• Task objective:
Give every entry again, word for word.

----------------------------------------

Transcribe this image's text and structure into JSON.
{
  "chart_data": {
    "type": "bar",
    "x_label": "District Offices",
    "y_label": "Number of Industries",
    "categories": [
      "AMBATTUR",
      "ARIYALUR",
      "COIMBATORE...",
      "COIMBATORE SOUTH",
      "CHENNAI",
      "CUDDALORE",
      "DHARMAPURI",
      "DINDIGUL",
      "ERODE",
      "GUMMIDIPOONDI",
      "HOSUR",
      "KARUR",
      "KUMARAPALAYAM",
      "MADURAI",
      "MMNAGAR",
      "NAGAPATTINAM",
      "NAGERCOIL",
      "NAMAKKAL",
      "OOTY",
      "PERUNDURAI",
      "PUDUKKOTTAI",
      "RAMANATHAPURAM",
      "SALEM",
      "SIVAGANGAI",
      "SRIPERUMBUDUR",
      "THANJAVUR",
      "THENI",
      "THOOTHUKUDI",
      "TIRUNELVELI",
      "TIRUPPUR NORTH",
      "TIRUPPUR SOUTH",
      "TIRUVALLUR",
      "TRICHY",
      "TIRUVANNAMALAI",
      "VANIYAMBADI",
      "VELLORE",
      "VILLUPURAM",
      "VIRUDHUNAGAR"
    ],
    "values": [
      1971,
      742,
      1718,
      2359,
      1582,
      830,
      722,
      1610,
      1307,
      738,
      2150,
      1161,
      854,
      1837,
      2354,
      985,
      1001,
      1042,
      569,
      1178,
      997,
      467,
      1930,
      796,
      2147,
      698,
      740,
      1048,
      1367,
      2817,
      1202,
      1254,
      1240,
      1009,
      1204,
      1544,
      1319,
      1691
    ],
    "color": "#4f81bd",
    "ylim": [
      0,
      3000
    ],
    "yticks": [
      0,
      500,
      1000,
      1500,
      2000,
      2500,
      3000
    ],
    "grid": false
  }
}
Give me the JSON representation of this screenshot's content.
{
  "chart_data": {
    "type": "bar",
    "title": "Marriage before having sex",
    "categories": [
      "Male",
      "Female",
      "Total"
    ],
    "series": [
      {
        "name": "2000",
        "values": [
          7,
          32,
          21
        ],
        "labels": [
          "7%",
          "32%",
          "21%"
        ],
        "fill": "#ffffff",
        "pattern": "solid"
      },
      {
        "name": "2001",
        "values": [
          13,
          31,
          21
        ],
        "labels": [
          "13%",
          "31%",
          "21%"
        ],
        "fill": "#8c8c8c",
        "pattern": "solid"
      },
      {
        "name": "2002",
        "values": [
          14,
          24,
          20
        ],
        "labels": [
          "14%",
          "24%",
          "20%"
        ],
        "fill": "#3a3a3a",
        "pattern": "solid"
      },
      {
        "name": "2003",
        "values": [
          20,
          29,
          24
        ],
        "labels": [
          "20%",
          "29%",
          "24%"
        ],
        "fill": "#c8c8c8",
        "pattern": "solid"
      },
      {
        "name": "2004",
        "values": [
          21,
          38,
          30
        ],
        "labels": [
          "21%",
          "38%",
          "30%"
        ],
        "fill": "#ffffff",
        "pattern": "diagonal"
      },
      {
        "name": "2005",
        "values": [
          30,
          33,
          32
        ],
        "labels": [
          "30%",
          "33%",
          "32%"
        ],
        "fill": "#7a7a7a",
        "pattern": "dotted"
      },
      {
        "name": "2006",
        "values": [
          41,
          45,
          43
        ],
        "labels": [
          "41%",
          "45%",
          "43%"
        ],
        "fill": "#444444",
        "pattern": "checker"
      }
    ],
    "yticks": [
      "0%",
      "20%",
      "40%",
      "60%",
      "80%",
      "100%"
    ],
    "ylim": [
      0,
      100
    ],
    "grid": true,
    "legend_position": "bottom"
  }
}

----------------------------------------

• Written answer:
Transcribe this image's text and structure into JSON.
{
  "chart_data": {
    "type": "bar",
    "x_label": "District Offices",
    "y_label": "Number of Industries",
    "categories": [
      "AMBATTUR",
      "ARIYALUR",
      "COIMBATORE...",
      "COIMBATORE SOUTH",
      "CHENNAI",
      "CUDDALORE",
      "DHARMAPURI",
      "DINDIGUL",
      "ERODE",
      "GUMMIDIPOONDI",
      "HOSUR",
      "KARUR",
      "KUMARAPALAYAM",
      "MADURAI",
      "MMNAGAR",
      "NAGAPATTINAM",
      "NAGERCOIL",
      "NAMAKKAL",
      "OOTY",
      "PERUNDURAI",
      "PUDUKKOTTAI",
      "RAMANATHAPURAM",
      "SALEM",
      "SIVAGANGAI",
      "SRIPERUMBUDUR",
      "THANJAVUR",
      "THENI",
      "THOOTHUKUDI",
      "TIRUNELVELI",
      "TIRUPPUR NORTH",
      "TIRUPPUR SOUTH",
      "TIRUVALLUR",
      "TRICHY",
      "TIRUVANNAMALAI",
      "VANIYAMBADI",
      "VELLORE",
      "VILLUPURAM",
      "VIRUDHUNAGAR"
    ],
    "values": [
      1971,
      742,
      1718,
      2359,
      1582,
      830,
      722,
      1610,
      1307,
      738,
      2150,
      1161,
      854,
      1837,
      2354,
      985,
      1001,
      1042,
      569,
      1178,
      997,
      467,
      1930,
      796,
      2147,
      698,
      740,
      1048,
      1367,
      2817,
      1202,
      1254,
      1240,
      1009,
      1204,
      1544,
      1319,
      1691
    ],
    "color": "#4f81bd",
    "ylim": [
      0,
      3000
    ],
    "yticks": [
      0,
      500,
      1000,
      1500,
      2000,
      2500,
      3000
    ],
    "grid": false
  }
}
Give me the JSON representation of this screenshot's content.
{
  "chart_data": {
    "type": "bar",
    "title": "Marriage before having sex",
    "categories": [
      "Male",
      "Female",
      "Total"
    ],
    "series": [
      {
        "name": "2000",
        "values": [
          7,
          32,
          21
        ],
        "labels": [
          "7%",
          "32%",
          "21%"
        ],
        "fill": "#ffffff",
        "pattern": "solid"
      },
      {
        "name": "2001",
        "values": [
          13,
          31,
          21
        ],
        "labels": [
          "13%",
          "31%",
          "21%"
        ],
        "fill": "#8c8c8c",
        "pattern": "solid"
      },
      {
        "name": "2002",
        "values": [
          14,
          24,
          20
        ],
        "labels": [
          "14%",
          "24%",
          "20%"
        ],
        "fill": "#3a3a3a",
        "pattern": "solid"
      },
      {
        "name": "2003",
        "values": [
          20,
          29,
          24
        ],
        "labels": [
          "20%",
          "29%",
          "24%"
        ],
        "fill": "#c8c8c8",
        "pattern": "solid"
      },
      {
        "name": "2004",
        "values": [
          21,
          38,
          30
        ],
        "labels": [
          "21%",
          "38%",
          "30%"
        ],
        "fill": "#ffffff",
        "pattern": "diagonal"
      },
      {
        "name": "2005",
        "values": [
          30,
          33,
          32
        ],
        "labels": [
          "30%",
          "33%",
          "32%"
        ],
        "fill": "#7a7a7a",
        "pattern": "dotted"
      },
      {
        "name": "2006",
        "values": [
          41,
          45,
          43
        ],
        "labels": [
          "41%",
          "45%",
          "43%"
        ],
        "fill": "#444444",
        "pattern": "checker"
      }
    ],
    "yticks": [
      "0%",
      "20%",
      "40%",
      "60%",
      "80%",
      "100%"
    ],
    "ylim": [
      0,
      100
    ],
    "grid": true,
    "legend_position": "bottom"
  }
}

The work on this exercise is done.